_The problem_: From the records, pick out and copy each line containing "Pantau".

_Supplied data_:
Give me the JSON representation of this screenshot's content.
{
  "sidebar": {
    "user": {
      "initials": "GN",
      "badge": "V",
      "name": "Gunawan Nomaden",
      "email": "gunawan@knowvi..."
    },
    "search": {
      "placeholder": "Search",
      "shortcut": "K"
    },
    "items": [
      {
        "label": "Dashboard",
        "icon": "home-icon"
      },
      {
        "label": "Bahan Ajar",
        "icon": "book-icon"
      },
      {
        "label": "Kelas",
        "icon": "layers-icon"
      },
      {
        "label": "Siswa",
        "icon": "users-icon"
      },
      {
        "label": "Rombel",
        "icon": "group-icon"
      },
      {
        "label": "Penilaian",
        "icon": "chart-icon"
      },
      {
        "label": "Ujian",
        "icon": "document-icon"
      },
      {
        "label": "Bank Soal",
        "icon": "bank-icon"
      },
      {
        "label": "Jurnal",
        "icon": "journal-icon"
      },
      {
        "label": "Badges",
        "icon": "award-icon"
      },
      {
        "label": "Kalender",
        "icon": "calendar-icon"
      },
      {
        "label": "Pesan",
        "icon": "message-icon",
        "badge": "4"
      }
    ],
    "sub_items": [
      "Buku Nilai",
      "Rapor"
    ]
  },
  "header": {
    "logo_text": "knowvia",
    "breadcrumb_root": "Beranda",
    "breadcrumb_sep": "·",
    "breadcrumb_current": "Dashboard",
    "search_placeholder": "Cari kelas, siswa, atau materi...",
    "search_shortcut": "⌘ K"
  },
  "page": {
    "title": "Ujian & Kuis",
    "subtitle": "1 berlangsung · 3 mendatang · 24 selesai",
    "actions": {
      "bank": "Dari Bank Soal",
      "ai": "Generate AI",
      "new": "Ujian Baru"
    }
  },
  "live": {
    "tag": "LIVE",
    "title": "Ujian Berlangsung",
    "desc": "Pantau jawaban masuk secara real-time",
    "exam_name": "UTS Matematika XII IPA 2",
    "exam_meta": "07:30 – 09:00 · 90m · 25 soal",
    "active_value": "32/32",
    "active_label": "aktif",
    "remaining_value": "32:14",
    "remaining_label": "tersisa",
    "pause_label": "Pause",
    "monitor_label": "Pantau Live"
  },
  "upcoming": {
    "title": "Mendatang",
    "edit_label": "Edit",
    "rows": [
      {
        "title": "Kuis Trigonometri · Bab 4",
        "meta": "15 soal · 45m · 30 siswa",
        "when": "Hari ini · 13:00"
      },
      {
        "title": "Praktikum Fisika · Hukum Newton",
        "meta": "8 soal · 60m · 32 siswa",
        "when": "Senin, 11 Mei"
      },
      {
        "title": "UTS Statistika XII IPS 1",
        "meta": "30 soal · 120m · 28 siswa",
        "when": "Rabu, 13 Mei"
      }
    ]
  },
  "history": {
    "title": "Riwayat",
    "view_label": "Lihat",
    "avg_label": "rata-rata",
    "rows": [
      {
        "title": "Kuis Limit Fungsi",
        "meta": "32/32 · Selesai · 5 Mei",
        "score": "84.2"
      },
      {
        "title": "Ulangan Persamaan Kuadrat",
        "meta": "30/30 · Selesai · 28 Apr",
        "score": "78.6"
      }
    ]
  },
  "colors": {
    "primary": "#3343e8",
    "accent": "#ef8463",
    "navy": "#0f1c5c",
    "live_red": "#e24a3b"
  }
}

_Correct output_:
    "desc": "Pantau jawaban masuk secara real-time",
    "monitor_label": "Pantau Live"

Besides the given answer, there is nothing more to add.